== To do ==
Repeat the entries that follow verbatim, without any of their pictures.

*** Stored rows ***

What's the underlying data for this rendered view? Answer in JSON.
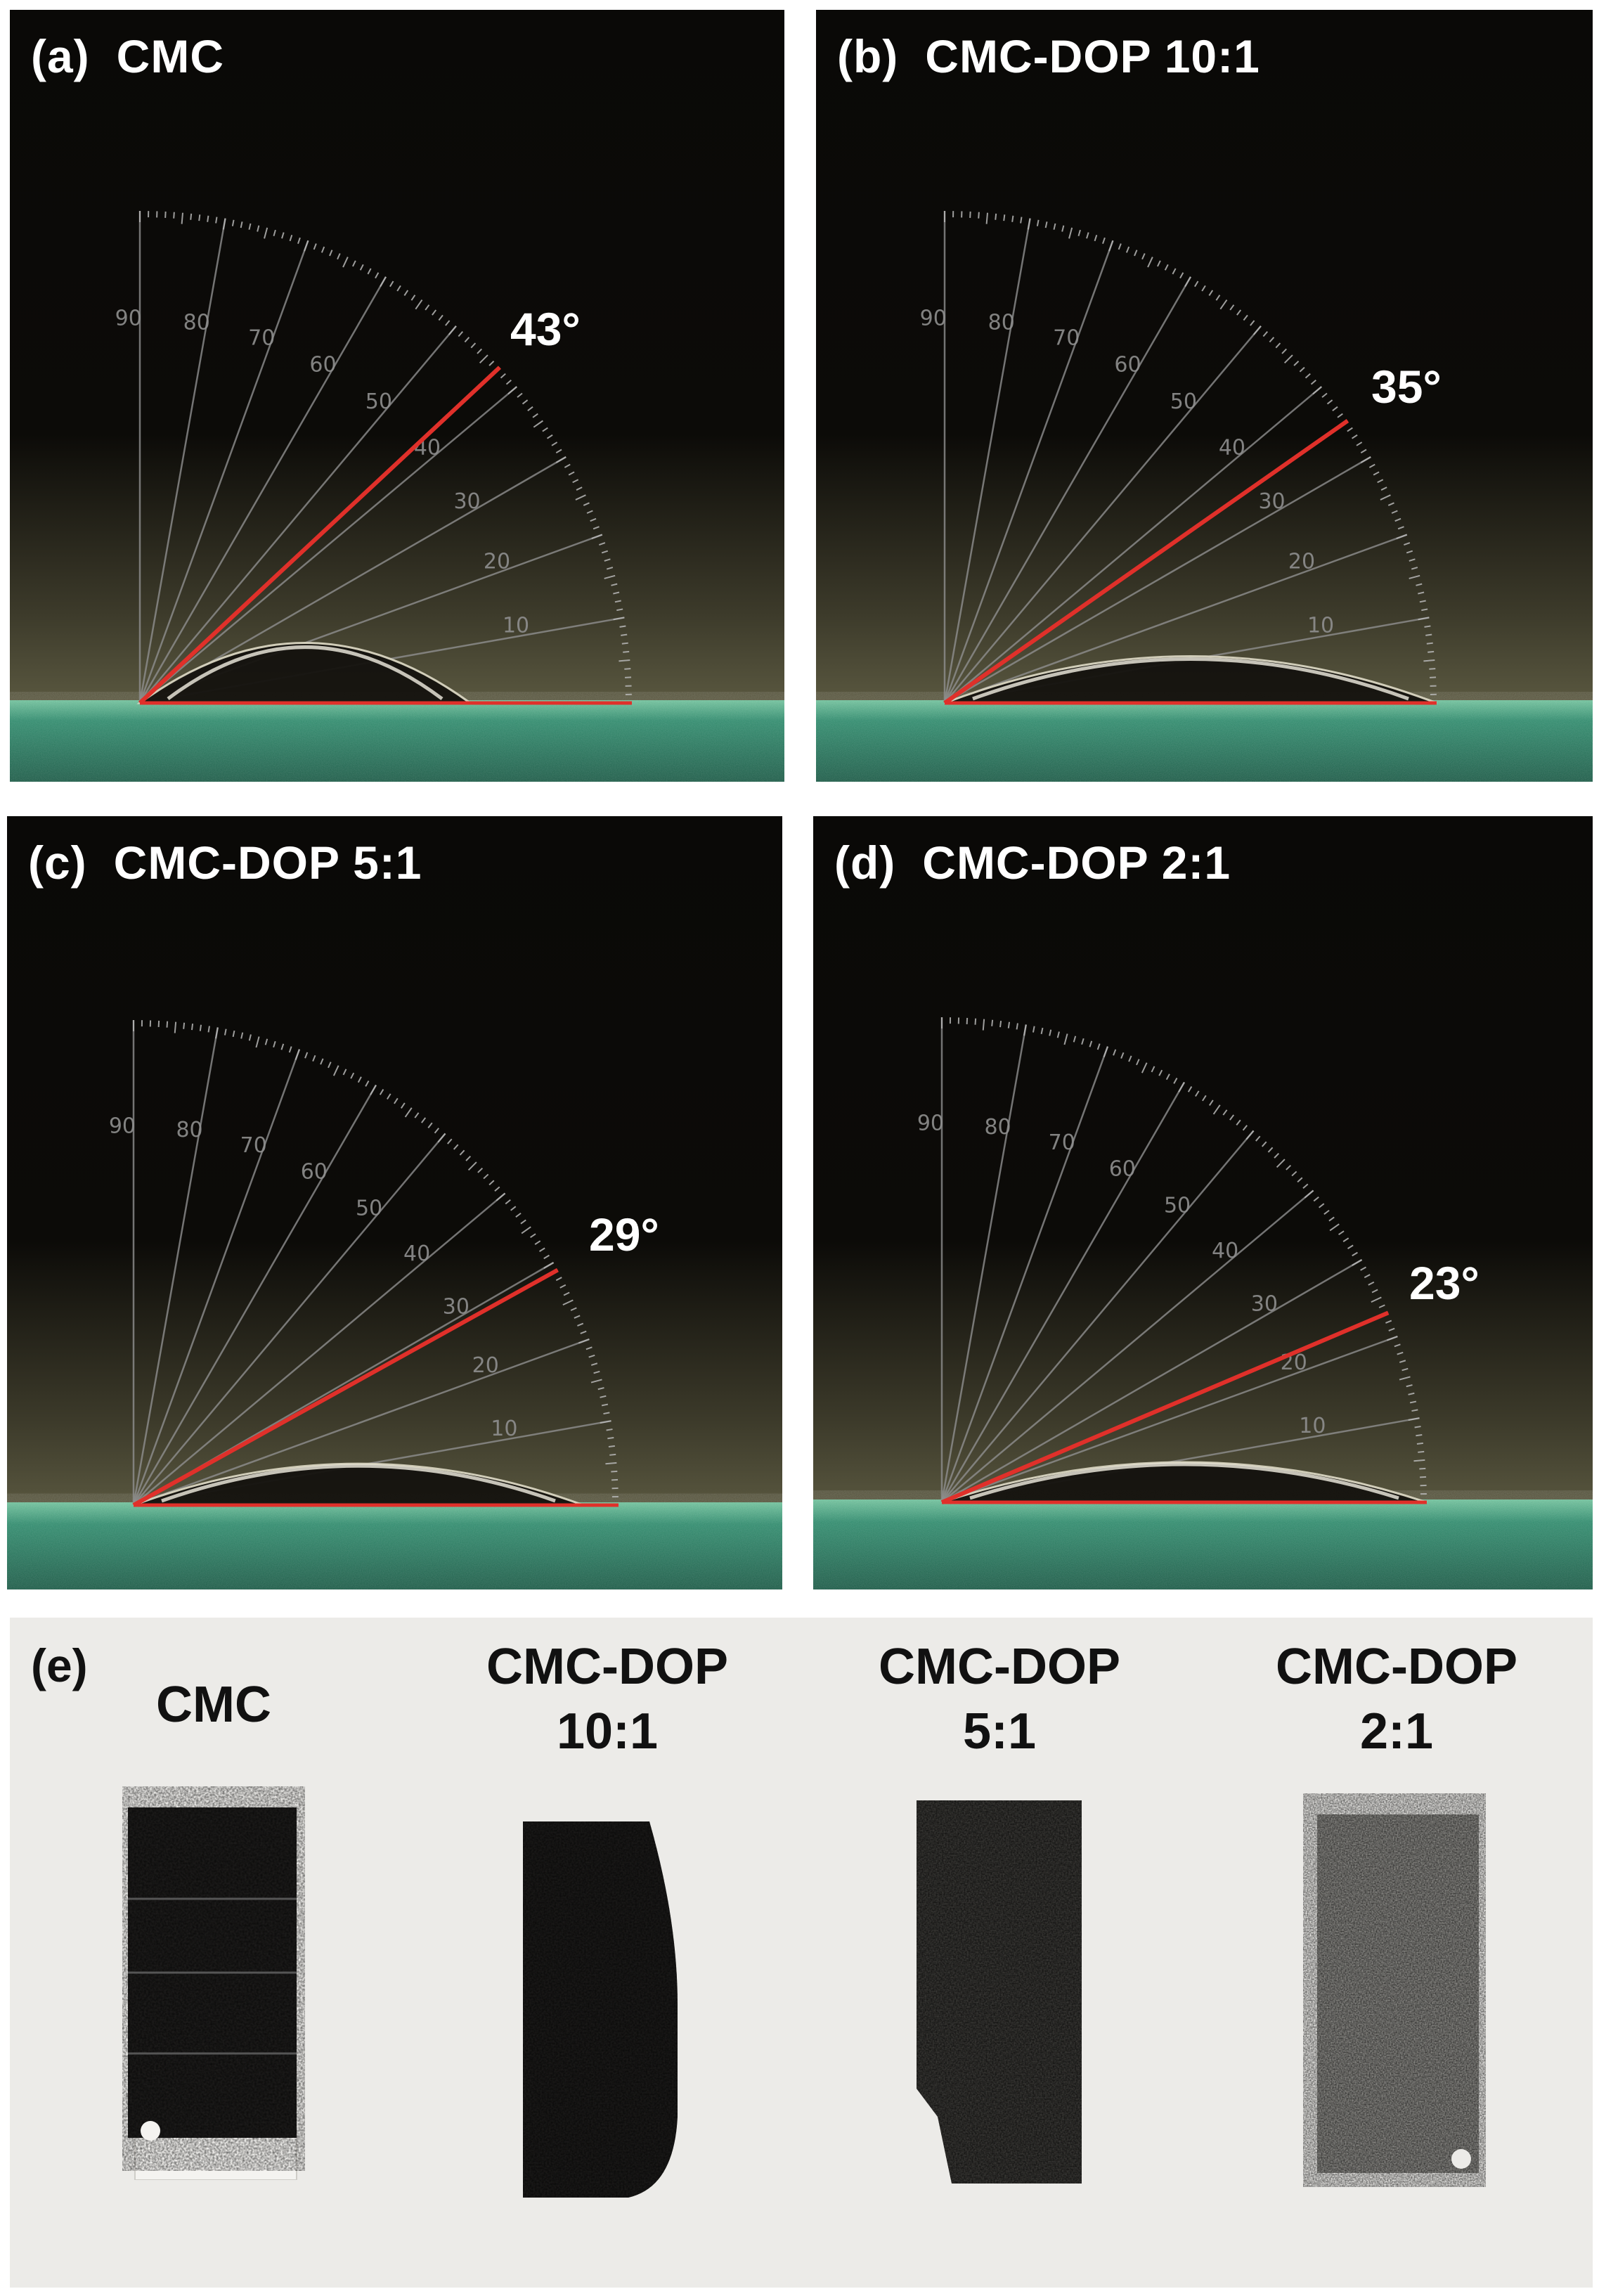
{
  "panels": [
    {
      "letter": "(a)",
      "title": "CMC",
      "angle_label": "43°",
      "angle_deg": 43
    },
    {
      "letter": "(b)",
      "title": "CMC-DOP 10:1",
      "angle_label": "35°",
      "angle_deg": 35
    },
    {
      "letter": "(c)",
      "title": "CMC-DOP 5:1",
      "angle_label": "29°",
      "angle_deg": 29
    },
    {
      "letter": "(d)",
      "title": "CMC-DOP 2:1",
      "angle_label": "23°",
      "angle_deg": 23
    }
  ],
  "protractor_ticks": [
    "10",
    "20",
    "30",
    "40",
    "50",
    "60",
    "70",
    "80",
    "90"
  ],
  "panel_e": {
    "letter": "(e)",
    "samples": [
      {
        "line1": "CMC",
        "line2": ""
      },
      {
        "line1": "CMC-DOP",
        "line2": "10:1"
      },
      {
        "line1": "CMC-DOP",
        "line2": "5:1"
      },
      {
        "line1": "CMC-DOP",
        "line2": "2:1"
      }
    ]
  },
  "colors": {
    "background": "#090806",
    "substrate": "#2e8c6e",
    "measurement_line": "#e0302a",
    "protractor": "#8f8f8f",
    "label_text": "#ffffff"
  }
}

***

== Written response ==
What's the underlying data for this rendered view? Answer in JSON.
{
  "panels": [
    {
      "letter": "(a)",
      "title": "CMC",
      "angle_label": "43°",
      "angle_deg": 43
    },
    {
      "letter": "(b)",
      "title": "CMC-DOP 10:1",
      "angle_label": "35°",
      "angle_deg": 35
    },
    {
      "letter": "(c)",
      "title": "CMC-DOP 5:1",
      "angle_label": "29°",
      "angle_deg": 29
    },
    {
      "letter": "(d)",
      "title": "CMC-DOP 2:1",
      "angle_label": "23°",
      "angle_deg": 23
    }
  ],
  "protractor_ticks": [
    "10",
    "20",
    "30",
    "40",
    "50",
    "60",
    "70",
    "80",
    "90"
  ],
  "panel_e": {
    "letter": "(e)",
    "samples": [
      {
        "line1": "CMC",
        "line2": ""
      },
      {
        "line1": "CMC-DOP",
        "line2": "10:1"
      },
      {
        "line1": "CMC-DOP",
        "line2": "5:1"
      },
      {
        "line1": "CMC-DOP",
        "line2": "2:1"
      }
    ]
  },
  "colors": {
    "background": "#090806",
    "substrate": "#2e8c6e",
    "measurement_line": "#e0302a",
    "protractor": "#8f8f8f",
    "label_text": "#ffffff"
  }
}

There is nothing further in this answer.